(Records from a data source)

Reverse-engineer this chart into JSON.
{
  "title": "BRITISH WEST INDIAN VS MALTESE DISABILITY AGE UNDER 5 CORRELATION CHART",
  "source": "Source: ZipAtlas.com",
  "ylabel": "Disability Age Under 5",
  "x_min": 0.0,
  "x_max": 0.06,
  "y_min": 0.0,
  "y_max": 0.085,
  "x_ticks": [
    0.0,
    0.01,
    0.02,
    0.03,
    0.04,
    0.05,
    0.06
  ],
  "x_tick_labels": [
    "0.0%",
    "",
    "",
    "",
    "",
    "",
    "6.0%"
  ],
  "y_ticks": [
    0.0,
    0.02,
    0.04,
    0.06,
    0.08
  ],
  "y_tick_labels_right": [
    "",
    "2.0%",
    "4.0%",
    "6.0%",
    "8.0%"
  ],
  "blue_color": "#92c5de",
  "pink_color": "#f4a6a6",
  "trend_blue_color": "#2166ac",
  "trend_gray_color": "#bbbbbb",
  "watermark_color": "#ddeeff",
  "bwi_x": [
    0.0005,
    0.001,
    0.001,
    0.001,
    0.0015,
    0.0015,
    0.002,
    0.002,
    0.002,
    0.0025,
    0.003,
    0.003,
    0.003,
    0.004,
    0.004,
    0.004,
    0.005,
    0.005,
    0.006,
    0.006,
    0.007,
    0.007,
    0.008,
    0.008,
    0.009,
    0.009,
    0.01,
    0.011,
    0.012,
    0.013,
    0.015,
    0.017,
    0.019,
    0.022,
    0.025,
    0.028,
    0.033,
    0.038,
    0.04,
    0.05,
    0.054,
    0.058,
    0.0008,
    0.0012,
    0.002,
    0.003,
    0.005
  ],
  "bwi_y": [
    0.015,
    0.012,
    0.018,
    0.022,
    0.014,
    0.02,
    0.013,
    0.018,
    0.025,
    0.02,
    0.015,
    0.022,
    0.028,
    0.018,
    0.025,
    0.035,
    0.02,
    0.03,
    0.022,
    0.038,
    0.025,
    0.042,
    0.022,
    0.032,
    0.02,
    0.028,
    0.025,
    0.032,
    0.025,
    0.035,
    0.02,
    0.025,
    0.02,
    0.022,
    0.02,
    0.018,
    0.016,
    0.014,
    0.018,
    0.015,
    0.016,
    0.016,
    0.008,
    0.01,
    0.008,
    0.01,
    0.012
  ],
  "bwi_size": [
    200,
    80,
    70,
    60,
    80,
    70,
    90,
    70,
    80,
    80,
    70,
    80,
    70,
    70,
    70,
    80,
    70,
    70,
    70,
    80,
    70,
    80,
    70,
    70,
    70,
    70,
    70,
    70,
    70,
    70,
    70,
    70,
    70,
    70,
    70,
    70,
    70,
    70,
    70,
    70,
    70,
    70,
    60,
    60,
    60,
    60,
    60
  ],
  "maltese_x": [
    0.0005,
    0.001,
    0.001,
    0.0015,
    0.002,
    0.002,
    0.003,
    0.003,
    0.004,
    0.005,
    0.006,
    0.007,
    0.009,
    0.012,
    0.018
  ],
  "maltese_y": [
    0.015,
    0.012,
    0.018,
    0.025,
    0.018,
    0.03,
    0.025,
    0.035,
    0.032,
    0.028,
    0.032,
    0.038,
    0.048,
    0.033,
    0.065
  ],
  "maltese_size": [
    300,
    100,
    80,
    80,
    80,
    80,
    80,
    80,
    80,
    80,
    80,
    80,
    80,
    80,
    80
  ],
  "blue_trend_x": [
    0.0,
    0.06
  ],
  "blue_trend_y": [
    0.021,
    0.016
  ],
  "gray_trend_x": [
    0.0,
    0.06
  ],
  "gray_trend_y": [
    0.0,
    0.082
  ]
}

→ **Set task**
Each entry is to be returned in full, character for character.

→ **Expected output**
Reverse-engineer this chart into JSON.
{
  "title": "BRITISH WEST INDIAN VS MALTESE DISABILITY AGE UNDER 5 CORRELATION CHART",
  "source": "Source: ZipAtlas.com",
  "ylabel": "Disability Age Under 5",
  "x_min": 0.0,
  "x_max": 0.06,
  "y_min": 0.0,
  "y_max": 0.085,
  "x_ticks": [
    0.0,
    0.01,
    0.02,
    0.03,
    0.04,
    0.05,
    0.06
  ],
  "x_tick_labels": [
    "0.0%",
    "",
    "",
    "",
    "",
    "",
    "6.0%"
  ],
  "y_ticks": [
    0.0,
    0.02,
    0.04,
    0.06,
    0.08
  ],
  "y_tick_labels_right": [
    "",
    "2.0%",
    "4.0%",
    "6.0%",
    "8.0%"
  ],
  "blue_color": "#92c5de",
  "pink_color": "#f4a6a6",
  "trend_blue_color": "#2166ac",
  "trend_gray_color": "#bbbbbb",
  "watermark_color": "#ddeeff",
  "bwi_x": [
    0.0005,
    0.001,
    0.001,
    0.001,
    0.0015,
    0.0015,
    0.002,
    0.002,
    0.002,
    0.0025,
    0.003,
    0.003,
    0.003,
    0.004,
    0.004,
    0.004,
    0.005,
    0.005,
    0.006,
    0.006,
    0.007,
    0.007,
    0.008,
    0.008,
    0.009,
    0.009,
    0.01,
    0.011,
    0.012,
    0.013,
    0.015,
    0.017,
    0.019,
    0.022,
    0.025,
    0.028,
    0.033,
    0.038,
    0.04,
    0.05,
    0.054,
    0.058,
    0.0008,
    0.0012,
    0.002,
    0.003,
    0.005
  ],
  "bwi_y": [
    0.015,
    0.012,
    0.018,
    0.022,
    0.014,
    0.02,
    0.013,
    0.018,
    0.025,
    0.02,
    0.015,
    0.022,
    0.028,
    0.018,
    0.025,
    0.035,
    0.02,
    0.03,
    0.022,
    0.038,
    0.025,
    0.042,
    0.022,
    0.032,
    0.02,
    0.028,
    0.025,
    0.032,
    0.025,
    0.035,
    0.02,
    0.025,
    0.02,
    0.022,
    0.02,
    0.018,
    0.016,
    0.014,
    0.018,
    0.015,
    0.016,
    0.016,
    0.008,
    0.01,
    0.008,
    0.01,
    0.012
  ],
  "bwi_size": [
    200,
    80,
    70,
    60,
    80,
    70,
    90,
    70,
    80,
    80,
    70,
    80,
    70,
    70,
    70,
    80,
    70,
    70,
    70,
    80,
    70,
    80,
    70,
    70,
    70,
    70,
    70,
    70,
    70,
    70,
    70,
    70,
    70,
    70,
    70,
    70,
    70,
    70,
    70,
    70,
    70,
    70,
    60,
    60,
    60,
    60,
    60
  ],
  "maltese_x": [
    0.0005,
    0.001,
    0.001,
    0.0015,
    0.002,
    0.002,
    0.003,
    0.003,
    0.004,
    0.005,
    0.006,
    0.007,
    0.009,
    0.012,
    0.018
  ],
  "maltese_y": [
    0.015,
    0.012,
    0.018,
    0.025,
    0.018,
    0.03,
    0.025,
    0.035,
    0.032,
    0.028,
    0.032,
    0.038,
    0.048,
    0.033,
    0.065
  ],
  "maltese_size": [
    300,
    100,
    80,
    80,
    80,
    80,
    80,
    80,
    80,
    80,
    80,
    80,
    80,
    80,
    80
  ],
  "blue_trend_x": [
    0.0,
    0.06
  ],
  "blue_trend_y": [
    0.021,
    0.016
  ],
  "gray_trend_x": [
    0.0,
    0.06
  ],
  "gray_trend_y": [
    0.0,
    0.082
  ]
}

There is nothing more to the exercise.